EXERCISE OBJECTIVE: Copy out every line of the records where the string "leur" occurs.

______________________________

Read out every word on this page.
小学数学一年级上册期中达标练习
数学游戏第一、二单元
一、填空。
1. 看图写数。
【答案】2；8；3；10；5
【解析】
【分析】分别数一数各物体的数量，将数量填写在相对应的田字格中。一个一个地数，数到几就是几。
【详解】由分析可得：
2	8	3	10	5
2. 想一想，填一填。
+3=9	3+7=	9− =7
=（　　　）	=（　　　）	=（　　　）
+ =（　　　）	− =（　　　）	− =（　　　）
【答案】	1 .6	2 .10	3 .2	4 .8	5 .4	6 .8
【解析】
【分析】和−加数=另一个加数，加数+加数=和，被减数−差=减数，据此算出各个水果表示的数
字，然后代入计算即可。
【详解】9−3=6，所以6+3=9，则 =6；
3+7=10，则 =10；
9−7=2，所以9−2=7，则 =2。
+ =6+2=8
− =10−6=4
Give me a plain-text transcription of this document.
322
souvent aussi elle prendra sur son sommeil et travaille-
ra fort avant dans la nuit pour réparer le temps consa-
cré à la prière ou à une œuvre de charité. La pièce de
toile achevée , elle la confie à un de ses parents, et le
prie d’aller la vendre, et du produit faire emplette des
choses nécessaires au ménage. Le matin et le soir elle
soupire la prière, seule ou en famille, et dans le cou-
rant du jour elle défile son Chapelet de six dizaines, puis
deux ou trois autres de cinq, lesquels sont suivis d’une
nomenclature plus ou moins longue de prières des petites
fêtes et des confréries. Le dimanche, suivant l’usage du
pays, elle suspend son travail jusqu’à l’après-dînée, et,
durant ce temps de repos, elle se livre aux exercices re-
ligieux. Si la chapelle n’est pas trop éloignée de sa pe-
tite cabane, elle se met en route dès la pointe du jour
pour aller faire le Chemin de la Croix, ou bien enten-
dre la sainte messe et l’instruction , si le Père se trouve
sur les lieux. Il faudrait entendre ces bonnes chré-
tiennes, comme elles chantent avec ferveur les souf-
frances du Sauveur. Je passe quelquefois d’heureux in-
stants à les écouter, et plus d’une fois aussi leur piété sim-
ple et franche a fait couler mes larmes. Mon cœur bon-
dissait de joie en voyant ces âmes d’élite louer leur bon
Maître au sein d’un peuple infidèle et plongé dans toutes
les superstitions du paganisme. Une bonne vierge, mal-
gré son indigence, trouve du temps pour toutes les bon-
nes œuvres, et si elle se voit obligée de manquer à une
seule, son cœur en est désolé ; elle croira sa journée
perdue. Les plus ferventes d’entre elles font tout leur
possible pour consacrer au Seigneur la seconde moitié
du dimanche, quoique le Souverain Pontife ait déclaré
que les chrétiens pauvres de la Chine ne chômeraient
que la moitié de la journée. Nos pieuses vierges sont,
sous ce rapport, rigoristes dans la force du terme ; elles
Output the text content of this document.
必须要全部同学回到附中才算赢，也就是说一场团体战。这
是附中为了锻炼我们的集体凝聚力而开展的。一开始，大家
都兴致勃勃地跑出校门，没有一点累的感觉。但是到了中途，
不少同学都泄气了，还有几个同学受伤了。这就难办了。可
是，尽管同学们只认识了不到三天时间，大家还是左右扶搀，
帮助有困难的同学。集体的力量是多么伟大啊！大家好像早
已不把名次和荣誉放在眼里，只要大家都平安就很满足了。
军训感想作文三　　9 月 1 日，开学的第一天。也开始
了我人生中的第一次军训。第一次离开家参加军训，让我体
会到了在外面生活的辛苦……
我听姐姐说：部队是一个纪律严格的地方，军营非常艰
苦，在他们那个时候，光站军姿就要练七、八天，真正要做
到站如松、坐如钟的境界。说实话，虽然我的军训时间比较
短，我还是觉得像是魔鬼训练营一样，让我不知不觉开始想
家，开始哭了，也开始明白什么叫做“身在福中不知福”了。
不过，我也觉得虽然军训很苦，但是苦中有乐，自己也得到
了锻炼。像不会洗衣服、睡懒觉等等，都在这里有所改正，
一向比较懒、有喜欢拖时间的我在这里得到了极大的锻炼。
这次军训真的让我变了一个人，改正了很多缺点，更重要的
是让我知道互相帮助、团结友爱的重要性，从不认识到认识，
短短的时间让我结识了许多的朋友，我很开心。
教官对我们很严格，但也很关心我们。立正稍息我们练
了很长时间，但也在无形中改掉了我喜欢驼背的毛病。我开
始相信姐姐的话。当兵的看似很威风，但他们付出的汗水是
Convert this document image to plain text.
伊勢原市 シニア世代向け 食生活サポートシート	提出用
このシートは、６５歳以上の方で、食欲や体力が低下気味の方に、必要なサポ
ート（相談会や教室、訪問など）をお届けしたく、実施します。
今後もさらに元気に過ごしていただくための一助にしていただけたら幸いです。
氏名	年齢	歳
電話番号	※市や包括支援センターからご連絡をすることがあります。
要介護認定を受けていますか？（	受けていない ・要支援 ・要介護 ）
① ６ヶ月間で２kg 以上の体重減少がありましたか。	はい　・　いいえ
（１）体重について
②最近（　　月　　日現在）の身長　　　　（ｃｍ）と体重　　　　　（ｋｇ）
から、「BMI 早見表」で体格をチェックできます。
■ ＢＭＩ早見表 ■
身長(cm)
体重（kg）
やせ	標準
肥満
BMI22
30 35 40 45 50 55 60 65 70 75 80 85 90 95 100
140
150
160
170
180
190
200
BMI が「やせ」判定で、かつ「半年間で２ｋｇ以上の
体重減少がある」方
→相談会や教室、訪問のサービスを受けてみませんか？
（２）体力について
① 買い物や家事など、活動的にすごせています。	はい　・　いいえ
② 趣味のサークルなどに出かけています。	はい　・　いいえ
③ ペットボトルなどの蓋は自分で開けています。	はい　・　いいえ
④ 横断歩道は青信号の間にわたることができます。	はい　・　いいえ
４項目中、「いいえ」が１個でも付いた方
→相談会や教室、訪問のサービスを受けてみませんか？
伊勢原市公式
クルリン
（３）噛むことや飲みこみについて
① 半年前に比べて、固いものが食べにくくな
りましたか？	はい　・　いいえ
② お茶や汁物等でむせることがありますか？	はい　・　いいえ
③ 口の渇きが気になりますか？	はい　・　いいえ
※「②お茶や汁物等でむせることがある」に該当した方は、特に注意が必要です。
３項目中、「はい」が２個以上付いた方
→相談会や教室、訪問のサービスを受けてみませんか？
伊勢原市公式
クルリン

______________________________

SOLUTION TO THIS TASK:
stants à les écouter, et plus d’une fois aussi leur piété sim-
dissait de joie en voyant ces âmes d’élite louer leur bon
perdue. Les plus ferventes d’entre elles font tout leur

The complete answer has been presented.